> _Goal of the exercise_
Collect the lines of the entries where "SRMTID" shows up.

> _Supplied data_

╔══

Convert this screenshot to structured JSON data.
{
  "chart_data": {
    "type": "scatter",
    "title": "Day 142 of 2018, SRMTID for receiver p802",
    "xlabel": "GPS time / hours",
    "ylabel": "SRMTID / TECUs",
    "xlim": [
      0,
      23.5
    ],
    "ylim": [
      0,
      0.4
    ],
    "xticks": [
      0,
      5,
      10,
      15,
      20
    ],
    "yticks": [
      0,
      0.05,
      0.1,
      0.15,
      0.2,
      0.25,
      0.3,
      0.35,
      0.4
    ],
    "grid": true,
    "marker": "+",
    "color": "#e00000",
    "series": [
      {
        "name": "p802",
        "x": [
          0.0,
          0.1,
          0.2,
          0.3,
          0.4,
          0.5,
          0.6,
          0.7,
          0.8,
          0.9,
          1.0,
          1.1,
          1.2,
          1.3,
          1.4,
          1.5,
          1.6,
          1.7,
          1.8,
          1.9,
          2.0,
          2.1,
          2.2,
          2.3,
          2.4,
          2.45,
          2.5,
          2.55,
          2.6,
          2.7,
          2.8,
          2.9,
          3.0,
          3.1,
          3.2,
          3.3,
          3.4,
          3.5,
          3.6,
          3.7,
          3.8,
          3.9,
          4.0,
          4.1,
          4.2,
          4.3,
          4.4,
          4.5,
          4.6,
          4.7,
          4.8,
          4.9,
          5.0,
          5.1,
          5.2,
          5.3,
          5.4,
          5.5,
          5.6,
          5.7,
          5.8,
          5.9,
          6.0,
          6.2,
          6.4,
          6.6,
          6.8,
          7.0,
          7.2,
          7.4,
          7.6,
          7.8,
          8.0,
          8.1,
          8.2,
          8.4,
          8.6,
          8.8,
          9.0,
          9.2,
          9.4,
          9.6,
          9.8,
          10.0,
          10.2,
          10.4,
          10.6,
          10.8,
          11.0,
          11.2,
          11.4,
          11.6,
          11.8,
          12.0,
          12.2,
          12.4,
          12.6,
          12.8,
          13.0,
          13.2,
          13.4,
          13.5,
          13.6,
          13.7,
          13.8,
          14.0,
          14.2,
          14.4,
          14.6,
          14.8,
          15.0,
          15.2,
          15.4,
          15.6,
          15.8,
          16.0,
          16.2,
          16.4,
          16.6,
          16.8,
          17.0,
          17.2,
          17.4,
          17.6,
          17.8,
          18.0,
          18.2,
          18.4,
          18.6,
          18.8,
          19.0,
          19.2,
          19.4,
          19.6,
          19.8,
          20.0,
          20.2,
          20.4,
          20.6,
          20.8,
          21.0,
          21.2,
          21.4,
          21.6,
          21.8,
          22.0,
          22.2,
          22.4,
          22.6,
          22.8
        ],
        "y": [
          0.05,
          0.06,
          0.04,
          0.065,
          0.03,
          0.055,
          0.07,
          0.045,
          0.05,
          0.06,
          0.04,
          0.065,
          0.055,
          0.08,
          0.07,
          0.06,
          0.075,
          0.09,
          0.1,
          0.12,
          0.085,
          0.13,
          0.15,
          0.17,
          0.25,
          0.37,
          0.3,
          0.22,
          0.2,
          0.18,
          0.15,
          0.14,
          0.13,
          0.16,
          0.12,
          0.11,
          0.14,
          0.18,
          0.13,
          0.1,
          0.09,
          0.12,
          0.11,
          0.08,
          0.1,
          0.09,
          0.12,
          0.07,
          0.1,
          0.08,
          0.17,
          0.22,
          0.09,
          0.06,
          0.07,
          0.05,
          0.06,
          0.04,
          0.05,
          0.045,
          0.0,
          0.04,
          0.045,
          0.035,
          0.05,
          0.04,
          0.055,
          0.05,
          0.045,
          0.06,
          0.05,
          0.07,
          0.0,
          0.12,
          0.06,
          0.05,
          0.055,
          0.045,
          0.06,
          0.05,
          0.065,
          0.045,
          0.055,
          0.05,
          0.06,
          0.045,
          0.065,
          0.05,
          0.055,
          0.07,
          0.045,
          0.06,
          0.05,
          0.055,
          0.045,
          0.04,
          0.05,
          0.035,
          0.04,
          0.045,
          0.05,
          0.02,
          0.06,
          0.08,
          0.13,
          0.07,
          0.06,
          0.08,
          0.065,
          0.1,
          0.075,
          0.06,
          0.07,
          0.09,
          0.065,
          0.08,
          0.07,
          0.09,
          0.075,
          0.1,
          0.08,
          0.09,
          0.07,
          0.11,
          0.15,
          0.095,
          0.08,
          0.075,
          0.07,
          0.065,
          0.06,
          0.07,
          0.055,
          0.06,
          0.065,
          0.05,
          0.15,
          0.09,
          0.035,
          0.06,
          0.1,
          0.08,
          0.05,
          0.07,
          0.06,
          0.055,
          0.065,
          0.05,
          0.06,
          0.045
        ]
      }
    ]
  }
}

╚══

> _Expected answer_
    "title": "Day 142 of 2018, SRMTID for receiver p802",
    "ylabel": "SRMTID / TECUs",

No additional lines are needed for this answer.